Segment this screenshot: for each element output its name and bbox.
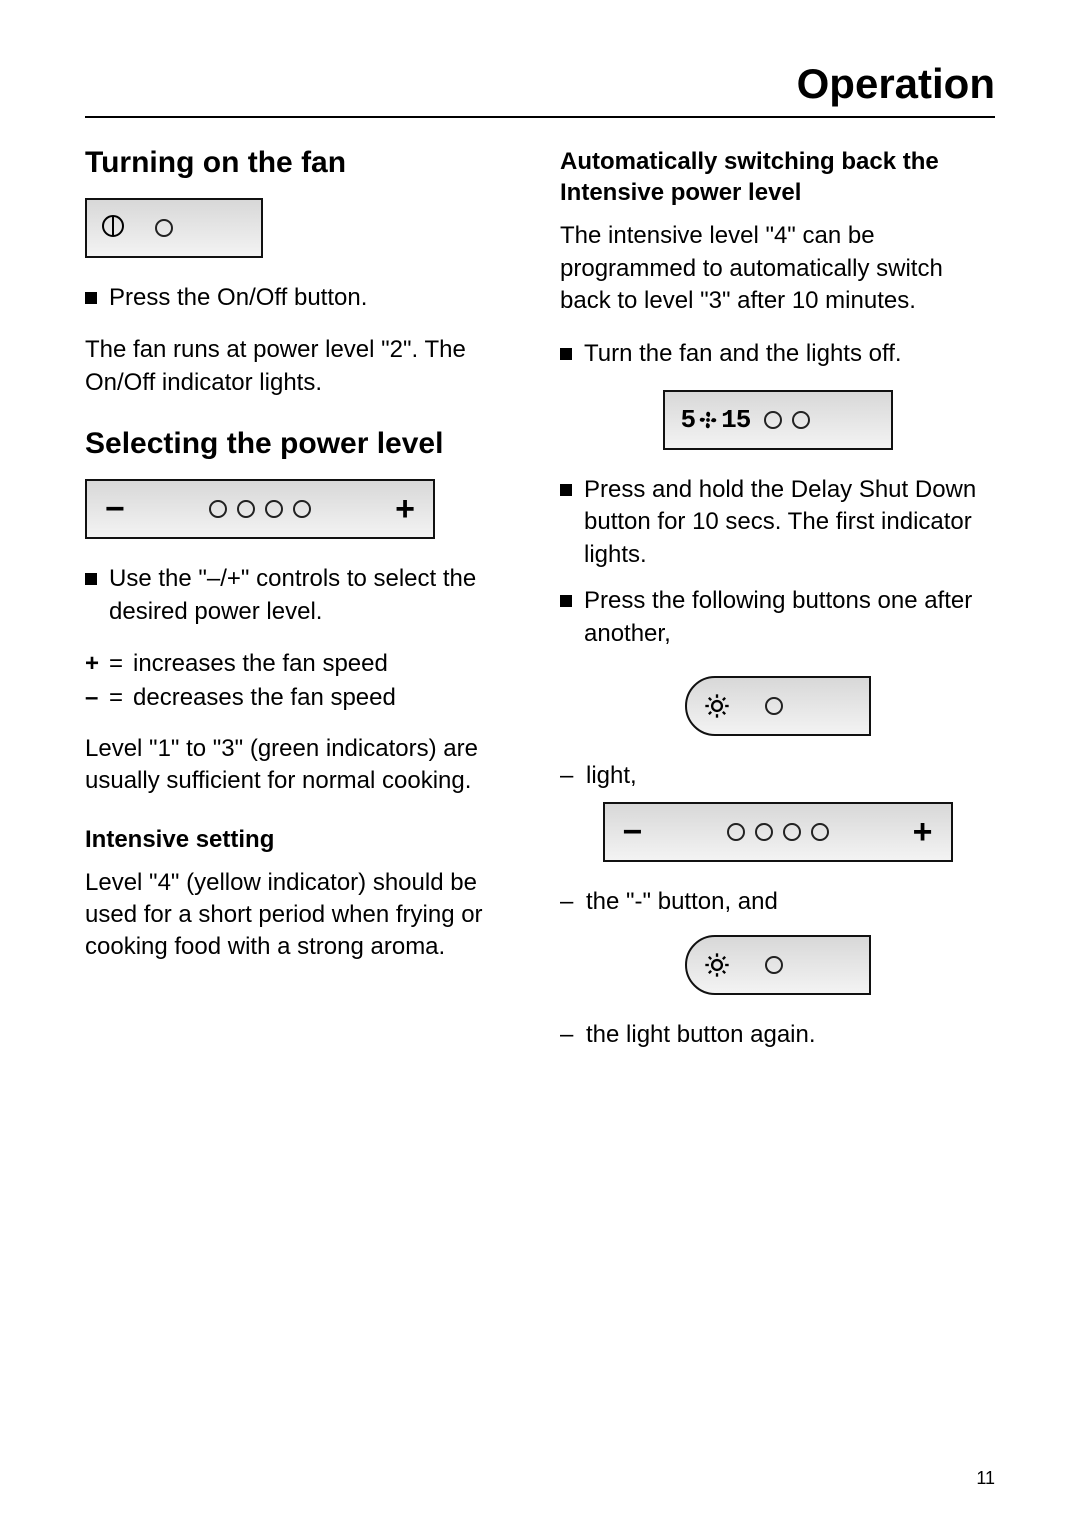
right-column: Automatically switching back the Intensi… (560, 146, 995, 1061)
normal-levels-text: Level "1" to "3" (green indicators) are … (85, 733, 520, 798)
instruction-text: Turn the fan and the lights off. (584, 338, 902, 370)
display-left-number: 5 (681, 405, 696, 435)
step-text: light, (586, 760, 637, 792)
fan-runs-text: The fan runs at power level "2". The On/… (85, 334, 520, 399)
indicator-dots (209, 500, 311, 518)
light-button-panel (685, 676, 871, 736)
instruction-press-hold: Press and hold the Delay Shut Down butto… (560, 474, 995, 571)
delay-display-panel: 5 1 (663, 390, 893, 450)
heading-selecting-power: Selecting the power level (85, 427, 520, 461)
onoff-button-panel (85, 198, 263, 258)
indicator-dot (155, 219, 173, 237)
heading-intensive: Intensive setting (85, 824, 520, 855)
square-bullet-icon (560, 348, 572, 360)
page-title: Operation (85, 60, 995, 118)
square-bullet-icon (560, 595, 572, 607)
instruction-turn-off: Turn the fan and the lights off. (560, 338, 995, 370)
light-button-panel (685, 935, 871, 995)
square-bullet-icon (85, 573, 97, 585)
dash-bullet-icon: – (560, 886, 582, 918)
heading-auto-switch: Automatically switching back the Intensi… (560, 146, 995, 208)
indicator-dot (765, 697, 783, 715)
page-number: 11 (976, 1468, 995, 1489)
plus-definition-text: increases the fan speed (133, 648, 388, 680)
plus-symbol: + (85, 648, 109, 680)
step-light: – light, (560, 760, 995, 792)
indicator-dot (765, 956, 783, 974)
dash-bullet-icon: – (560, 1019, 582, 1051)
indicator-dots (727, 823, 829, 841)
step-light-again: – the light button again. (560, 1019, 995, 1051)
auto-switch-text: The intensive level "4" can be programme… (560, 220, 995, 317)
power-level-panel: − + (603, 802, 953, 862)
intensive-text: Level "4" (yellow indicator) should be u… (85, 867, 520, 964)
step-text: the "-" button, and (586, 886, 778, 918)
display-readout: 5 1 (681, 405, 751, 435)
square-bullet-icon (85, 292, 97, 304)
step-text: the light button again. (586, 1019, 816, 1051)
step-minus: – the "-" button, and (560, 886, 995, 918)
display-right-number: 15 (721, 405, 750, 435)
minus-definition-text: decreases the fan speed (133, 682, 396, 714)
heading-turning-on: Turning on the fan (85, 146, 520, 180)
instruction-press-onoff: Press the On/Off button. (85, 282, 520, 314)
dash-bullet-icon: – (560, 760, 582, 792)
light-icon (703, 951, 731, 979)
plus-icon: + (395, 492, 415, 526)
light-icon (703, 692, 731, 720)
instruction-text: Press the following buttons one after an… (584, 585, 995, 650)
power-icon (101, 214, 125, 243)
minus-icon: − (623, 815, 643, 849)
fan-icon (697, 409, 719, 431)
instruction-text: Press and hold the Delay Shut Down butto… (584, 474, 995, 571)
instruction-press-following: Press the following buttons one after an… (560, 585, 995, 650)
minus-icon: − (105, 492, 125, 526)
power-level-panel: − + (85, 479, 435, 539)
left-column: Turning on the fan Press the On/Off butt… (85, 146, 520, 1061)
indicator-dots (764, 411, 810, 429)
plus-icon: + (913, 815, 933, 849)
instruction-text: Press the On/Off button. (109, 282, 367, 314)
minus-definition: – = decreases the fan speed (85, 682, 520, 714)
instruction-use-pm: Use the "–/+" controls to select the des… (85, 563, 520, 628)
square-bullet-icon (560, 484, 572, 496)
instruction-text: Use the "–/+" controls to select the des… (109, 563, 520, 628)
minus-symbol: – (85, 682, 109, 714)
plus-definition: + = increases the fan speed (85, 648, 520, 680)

################

Show every line from the entries above that contains the word "power".

COMPLETE RESPONSE
fan-runs-text: The fan runs at power level "2". The On/… (85, 334, 520, 399)
heading-selecting-power: Selecting the power level (85, 427, 520, 461)
power-level-panel: − + (603, 802, 953, 862)
power-icon (101, 214, 125, 243)
power-level-panel: − + (85, 479, 435, 539)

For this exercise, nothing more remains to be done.